— begin —

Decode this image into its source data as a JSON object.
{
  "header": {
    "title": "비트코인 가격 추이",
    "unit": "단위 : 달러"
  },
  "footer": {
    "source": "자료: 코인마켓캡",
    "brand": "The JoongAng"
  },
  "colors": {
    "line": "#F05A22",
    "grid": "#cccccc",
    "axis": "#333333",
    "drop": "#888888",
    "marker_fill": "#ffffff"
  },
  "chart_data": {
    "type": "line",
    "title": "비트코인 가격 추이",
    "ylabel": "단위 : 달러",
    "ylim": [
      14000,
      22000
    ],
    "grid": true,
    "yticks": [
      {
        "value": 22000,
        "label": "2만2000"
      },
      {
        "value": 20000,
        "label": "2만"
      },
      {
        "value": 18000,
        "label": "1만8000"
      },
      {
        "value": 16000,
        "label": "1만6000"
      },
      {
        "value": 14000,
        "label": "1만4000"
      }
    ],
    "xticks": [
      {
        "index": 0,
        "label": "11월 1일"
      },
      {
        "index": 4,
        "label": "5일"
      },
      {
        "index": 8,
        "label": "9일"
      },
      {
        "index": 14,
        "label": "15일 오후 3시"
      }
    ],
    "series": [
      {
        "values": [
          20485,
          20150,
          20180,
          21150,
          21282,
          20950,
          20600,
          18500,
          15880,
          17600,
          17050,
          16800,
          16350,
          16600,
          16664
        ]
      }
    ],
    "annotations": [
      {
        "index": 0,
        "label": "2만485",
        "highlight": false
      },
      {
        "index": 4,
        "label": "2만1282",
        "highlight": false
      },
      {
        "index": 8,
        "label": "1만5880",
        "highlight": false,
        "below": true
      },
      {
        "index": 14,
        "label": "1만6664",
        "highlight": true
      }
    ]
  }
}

— end —

• _WRITTEN TASK_:
Report only a number: how many lines in the material above contain the string "highlight".

• _FINISHED EXERCISE_:
4